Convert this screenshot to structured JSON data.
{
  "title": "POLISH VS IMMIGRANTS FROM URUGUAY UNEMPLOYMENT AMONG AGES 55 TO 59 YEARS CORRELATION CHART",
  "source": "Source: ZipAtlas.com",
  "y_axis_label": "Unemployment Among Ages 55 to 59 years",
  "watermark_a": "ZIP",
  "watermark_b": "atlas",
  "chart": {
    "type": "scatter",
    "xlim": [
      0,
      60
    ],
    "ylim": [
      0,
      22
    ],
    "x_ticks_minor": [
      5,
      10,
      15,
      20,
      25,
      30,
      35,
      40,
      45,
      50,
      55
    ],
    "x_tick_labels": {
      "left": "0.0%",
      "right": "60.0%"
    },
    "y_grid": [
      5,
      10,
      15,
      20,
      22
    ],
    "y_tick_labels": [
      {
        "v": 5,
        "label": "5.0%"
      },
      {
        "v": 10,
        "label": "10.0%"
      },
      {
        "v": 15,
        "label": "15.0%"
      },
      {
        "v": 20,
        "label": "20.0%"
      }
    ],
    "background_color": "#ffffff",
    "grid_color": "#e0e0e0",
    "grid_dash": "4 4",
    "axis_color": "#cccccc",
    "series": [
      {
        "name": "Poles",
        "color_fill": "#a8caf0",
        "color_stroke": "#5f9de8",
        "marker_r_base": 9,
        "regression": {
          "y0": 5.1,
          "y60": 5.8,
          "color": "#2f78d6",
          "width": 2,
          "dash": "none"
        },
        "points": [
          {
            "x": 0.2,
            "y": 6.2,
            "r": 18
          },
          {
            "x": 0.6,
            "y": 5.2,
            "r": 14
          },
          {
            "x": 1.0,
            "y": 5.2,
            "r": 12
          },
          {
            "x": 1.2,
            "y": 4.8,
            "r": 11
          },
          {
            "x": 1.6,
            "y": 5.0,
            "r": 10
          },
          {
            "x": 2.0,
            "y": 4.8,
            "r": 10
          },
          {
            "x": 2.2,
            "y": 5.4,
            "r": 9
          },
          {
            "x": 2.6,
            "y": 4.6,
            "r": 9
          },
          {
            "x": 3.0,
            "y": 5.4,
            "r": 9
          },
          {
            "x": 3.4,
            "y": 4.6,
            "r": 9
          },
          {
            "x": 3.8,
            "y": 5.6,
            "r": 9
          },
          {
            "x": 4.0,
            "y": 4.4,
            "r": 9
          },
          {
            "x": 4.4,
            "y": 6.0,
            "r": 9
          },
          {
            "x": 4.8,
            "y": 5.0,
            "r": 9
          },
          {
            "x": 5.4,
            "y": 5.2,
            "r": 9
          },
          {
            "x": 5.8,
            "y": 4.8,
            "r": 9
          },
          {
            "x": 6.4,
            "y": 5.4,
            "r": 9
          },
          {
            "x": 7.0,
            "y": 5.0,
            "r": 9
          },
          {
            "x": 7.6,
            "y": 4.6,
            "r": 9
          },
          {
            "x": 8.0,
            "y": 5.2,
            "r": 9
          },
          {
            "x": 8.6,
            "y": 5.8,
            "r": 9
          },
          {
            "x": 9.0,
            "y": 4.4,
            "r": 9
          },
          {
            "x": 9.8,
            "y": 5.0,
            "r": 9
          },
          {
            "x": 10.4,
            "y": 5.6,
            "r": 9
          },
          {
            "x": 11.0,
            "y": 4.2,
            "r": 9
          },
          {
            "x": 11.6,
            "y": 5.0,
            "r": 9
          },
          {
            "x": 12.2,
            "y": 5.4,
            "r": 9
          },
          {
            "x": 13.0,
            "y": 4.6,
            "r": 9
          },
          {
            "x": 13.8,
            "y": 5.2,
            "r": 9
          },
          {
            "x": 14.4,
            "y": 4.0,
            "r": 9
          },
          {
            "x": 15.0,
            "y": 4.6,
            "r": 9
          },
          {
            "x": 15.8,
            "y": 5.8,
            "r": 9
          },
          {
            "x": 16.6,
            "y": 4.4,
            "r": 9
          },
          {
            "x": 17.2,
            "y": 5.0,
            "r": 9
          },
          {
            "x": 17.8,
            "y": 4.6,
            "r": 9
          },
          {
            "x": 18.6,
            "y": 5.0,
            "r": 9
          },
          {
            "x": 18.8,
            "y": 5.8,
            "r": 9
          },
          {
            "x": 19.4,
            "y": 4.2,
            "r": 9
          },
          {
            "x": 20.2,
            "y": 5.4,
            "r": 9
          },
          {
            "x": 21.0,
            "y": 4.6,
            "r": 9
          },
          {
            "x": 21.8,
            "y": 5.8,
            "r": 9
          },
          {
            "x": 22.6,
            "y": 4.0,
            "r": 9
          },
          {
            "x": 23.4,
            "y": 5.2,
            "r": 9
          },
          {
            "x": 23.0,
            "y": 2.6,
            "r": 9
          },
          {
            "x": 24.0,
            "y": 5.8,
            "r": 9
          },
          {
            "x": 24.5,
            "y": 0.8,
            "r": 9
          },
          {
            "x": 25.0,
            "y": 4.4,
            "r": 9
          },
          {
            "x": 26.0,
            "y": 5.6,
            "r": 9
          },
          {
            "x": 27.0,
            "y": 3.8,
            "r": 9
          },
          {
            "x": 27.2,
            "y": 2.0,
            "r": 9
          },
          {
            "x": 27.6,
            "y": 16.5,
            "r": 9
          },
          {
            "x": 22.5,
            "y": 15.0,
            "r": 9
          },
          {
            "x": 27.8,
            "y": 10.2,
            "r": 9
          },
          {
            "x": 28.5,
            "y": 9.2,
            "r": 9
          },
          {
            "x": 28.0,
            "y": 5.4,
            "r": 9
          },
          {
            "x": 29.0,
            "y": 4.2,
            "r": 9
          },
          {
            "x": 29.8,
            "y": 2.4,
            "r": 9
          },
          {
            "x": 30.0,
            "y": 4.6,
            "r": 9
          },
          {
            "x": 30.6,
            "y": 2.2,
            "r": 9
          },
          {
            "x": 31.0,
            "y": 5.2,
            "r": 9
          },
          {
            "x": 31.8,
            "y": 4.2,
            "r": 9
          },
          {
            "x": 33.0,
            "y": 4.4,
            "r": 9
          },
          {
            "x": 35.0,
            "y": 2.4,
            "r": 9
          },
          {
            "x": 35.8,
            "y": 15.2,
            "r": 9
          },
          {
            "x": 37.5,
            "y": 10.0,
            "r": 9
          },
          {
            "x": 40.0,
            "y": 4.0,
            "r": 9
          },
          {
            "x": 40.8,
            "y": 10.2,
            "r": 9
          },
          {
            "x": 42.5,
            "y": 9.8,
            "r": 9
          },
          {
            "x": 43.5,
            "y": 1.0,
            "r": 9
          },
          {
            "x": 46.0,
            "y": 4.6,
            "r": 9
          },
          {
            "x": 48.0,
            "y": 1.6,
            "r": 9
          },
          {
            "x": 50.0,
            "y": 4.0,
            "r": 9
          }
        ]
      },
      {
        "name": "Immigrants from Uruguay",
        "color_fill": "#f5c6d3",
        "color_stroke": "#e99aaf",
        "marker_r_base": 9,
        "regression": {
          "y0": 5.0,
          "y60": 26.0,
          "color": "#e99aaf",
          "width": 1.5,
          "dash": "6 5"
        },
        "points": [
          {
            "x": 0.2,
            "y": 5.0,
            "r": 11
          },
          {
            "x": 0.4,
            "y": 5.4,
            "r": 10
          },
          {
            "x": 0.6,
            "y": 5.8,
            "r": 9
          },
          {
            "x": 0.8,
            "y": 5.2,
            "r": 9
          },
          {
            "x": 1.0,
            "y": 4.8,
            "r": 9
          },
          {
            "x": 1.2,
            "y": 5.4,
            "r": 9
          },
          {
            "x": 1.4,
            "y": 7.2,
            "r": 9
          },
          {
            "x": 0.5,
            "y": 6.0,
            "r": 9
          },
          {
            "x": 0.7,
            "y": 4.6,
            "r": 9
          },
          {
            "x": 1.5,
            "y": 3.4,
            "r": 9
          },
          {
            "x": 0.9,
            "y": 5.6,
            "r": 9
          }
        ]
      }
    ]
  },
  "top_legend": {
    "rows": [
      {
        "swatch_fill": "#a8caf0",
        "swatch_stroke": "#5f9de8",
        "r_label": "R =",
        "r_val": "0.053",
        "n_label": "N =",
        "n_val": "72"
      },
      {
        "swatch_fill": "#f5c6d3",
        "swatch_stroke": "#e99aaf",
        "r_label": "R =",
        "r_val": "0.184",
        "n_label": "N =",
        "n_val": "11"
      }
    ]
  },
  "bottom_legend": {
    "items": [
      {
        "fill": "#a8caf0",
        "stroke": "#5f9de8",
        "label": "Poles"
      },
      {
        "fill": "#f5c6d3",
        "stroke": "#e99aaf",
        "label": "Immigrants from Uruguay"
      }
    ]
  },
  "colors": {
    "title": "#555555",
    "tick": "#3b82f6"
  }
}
☆ ☆ ☆ ☆ ☆ ☆ ☆
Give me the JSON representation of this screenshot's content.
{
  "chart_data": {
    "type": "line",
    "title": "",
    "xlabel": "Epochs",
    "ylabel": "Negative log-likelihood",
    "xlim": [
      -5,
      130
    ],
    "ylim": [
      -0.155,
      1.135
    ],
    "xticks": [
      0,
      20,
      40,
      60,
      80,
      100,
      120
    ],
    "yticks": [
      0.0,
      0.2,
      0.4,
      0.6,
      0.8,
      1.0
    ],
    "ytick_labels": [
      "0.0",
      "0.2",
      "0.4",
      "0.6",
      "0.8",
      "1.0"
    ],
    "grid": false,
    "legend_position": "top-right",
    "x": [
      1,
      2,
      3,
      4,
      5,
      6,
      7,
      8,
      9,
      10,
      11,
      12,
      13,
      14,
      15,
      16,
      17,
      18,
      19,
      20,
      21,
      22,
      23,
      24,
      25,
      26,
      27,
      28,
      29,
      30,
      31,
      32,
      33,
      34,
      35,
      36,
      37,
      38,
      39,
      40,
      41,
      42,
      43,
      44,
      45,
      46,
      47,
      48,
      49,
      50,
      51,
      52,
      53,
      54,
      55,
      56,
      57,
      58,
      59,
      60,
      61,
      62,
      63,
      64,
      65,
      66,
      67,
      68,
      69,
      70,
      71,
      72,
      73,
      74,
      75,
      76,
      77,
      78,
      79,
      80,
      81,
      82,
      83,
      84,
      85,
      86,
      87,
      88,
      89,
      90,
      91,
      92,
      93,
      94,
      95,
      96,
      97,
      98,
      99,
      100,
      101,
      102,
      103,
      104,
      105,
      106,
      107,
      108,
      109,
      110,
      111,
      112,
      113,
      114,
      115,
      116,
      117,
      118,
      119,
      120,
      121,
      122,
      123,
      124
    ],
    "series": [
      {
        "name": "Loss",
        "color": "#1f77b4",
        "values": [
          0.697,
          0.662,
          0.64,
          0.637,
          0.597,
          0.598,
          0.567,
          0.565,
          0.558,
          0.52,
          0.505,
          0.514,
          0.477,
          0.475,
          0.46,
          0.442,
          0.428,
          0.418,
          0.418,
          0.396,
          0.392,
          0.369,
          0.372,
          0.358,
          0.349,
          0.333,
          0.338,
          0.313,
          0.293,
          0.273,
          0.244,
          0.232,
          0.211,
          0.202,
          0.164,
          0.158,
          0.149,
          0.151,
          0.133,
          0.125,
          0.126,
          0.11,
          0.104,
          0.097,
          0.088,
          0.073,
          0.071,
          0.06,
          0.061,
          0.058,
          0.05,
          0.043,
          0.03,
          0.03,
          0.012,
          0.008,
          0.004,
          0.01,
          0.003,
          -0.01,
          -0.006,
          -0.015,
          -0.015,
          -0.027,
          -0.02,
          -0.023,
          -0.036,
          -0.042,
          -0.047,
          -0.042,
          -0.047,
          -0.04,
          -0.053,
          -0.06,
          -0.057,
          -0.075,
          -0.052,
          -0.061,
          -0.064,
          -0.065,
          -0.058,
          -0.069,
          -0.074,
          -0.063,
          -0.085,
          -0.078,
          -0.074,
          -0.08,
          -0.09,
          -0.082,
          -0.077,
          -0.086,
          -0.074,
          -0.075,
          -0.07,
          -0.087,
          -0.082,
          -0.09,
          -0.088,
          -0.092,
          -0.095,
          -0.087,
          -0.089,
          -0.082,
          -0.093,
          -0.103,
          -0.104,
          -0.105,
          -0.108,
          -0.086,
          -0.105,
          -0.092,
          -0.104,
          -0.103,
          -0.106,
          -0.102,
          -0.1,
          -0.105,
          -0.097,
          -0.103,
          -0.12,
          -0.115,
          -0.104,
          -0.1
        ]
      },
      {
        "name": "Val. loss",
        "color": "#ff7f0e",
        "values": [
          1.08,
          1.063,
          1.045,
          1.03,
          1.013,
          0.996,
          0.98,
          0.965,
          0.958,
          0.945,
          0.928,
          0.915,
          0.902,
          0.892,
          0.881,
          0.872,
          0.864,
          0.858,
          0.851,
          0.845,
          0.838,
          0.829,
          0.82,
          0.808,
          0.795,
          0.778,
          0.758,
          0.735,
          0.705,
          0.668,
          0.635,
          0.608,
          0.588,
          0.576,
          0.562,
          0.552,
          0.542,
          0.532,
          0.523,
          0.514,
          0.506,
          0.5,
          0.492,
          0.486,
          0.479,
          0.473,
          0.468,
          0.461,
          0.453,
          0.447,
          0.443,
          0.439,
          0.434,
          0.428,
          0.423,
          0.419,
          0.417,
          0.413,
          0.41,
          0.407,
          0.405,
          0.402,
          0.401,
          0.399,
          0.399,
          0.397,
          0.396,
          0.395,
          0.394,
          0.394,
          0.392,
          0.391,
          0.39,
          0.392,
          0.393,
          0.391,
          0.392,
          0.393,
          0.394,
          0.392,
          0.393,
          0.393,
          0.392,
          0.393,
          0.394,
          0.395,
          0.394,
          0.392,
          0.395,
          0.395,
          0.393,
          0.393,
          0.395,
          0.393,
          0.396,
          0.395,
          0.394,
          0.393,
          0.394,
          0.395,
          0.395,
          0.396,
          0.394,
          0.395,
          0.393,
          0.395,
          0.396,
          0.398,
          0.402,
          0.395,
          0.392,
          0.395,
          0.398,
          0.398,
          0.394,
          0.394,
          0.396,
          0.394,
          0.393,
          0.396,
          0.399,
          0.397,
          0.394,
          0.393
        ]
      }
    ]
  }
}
☆ ☆ ☆ ☆ ☆ ☆ ☆
## AIM OF THE EXERCISE:
Scan the data above; copy every line where "name" appears.

## TASK OUTPUT:
        "name": "Poles",
        "name": "Immigrants from Uruguay",
        "name": "Loss",
        "name": "Val. loss",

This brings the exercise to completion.